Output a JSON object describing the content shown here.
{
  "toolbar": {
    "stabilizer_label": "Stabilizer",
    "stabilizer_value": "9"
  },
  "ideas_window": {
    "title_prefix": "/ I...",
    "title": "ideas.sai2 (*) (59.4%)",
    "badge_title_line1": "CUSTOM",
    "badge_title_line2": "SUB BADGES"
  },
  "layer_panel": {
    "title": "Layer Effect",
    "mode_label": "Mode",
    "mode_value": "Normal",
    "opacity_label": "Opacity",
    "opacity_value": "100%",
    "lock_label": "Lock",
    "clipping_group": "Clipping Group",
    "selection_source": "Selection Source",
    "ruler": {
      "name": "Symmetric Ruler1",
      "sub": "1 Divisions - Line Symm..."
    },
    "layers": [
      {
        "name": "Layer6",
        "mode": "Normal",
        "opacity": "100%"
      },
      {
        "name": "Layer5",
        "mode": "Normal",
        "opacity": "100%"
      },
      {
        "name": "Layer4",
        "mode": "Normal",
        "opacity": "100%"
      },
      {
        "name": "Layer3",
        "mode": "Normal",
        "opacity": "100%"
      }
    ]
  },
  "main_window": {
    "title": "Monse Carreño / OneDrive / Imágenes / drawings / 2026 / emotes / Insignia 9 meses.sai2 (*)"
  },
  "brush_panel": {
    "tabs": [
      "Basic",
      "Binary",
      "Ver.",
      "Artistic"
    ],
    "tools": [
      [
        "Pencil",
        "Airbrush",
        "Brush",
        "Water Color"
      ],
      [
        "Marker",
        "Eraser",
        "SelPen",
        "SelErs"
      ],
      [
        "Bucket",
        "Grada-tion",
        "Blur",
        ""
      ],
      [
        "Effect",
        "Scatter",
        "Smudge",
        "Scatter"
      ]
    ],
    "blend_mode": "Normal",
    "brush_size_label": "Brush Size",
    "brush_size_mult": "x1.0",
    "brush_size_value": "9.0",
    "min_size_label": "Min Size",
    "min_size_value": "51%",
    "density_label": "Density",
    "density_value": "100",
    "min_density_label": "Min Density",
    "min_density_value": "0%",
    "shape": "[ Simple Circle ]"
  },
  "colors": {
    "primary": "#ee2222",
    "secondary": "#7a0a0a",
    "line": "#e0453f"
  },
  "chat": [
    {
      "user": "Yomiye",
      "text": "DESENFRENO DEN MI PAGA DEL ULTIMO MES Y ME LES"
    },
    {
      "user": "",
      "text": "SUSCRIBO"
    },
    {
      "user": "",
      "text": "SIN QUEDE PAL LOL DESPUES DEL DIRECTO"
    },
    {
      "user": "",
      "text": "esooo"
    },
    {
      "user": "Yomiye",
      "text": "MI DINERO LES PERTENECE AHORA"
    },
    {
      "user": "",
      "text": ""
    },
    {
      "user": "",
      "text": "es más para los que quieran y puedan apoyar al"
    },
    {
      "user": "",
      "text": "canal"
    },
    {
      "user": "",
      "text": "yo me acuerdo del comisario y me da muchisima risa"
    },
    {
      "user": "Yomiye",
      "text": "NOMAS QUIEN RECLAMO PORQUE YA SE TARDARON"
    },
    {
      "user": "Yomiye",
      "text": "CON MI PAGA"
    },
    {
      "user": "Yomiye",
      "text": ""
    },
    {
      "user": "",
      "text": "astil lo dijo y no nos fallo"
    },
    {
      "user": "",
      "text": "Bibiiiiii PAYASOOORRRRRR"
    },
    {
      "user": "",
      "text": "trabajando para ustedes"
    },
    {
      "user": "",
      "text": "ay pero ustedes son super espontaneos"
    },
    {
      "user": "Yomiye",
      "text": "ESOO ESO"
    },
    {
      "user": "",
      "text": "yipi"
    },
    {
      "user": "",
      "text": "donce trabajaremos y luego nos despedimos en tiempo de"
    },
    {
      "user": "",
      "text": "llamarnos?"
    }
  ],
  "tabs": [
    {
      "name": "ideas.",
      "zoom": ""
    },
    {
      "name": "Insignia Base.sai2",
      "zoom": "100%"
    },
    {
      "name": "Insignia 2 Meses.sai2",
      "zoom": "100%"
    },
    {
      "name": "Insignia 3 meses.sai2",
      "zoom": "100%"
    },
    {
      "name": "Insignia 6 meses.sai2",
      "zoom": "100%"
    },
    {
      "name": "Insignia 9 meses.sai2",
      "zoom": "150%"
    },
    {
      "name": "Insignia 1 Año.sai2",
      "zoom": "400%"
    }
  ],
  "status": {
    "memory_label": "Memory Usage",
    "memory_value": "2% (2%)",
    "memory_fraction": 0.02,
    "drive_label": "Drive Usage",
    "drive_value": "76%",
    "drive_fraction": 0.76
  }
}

◆ ◆ ◆ ◆ ◆

* EXERCISE GOAL: Every line in the data above that includes the word "PAGA" should be copied.

* RESULT OF THE EXERCISE:
      "text": "DESENFRENO DEN MI PAGA DEL ULTIMO MES Y ME LES"
      "text": "CON MI PAGA"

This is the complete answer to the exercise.